What is asked ▸
Find the string "title" in the listing and report every line that has it.

:: Rows ::

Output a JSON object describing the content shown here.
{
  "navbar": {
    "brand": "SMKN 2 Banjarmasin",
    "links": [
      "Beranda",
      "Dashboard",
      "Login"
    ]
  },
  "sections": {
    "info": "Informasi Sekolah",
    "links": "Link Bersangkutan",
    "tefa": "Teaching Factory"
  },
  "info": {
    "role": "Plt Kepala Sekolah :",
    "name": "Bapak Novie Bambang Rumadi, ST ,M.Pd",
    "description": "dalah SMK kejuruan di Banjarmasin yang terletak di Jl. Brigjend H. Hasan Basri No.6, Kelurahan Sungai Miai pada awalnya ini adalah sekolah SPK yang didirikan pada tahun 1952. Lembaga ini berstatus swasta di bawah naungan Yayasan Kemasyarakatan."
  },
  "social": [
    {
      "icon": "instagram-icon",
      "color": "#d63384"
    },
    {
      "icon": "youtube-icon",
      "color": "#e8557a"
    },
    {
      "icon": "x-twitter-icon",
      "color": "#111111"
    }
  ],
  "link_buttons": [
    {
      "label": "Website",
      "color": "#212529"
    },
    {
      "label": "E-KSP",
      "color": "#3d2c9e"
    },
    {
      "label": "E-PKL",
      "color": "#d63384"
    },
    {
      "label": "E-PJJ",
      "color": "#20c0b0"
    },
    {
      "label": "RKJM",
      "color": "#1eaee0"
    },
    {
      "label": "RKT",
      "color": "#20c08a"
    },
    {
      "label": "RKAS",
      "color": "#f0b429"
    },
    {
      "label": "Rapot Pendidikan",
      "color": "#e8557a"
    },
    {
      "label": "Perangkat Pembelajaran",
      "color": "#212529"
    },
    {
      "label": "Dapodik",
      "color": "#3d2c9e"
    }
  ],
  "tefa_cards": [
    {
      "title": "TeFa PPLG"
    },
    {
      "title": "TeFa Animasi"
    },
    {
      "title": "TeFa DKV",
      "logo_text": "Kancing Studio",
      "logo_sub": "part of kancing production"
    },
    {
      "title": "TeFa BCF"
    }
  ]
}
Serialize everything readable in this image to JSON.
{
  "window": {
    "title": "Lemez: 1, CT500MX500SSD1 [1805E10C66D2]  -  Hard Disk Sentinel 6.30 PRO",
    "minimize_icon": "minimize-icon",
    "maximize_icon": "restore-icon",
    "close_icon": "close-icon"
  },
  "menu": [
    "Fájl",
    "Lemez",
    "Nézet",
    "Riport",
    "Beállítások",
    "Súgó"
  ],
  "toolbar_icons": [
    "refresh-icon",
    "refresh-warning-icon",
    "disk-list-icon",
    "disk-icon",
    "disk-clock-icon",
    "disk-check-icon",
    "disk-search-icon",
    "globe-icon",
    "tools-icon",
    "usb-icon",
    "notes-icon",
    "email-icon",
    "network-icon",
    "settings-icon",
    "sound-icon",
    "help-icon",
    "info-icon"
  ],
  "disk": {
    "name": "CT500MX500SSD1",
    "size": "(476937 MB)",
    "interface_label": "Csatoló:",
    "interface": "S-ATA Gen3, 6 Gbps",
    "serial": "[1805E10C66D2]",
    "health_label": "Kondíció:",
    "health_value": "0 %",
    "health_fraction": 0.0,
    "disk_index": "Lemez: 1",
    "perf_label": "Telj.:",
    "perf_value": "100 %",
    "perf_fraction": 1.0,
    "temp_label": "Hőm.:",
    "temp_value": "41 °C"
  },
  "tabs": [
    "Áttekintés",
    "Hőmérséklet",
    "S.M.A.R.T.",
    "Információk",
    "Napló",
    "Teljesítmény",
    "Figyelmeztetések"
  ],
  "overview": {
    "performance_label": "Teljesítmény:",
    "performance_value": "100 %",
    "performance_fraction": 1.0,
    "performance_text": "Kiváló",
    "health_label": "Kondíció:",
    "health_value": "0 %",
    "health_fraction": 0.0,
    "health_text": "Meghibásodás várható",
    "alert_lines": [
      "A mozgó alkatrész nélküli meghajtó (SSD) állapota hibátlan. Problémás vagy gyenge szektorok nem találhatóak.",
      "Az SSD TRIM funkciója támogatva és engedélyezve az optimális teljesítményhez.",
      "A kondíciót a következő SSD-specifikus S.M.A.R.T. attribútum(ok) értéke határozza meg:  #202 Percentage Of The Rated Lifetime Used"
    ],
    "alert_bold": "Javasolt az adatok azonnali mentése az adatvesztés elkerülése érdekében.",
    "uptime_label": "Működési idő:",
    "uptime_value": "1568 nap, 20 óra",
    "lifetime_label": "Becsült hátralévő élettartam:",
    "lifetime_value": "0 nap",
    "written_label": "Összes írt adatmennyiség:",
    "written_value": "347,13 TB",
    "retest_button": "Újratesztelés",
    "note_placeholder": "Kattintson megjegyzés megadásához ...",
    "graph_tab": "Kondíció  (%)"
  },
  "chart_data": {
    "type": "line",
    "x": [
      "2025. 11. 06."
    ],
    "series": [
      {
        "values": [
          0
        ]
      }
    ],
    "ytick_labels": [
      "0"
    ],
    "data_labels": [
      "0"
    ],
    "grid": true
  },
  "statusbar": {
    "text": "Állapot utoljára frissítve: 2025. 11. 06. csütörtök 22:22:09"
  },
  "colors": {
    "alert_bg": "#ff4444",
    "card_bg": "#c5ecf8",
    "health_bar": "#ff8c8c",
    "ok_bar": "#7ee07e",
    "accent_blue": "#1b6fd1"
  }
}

:::

Result ▸
      "title": "TeFa PPLG"
      "title": "TeFa Animasi"
      "title": "TeFa DKV",
      "title": "TeFa BCF"
    "title": "Lemez: 1, CT500MX500SSD1 [1805E10C66D2]  -  Hard Disk Sentinel 6.30 PRO",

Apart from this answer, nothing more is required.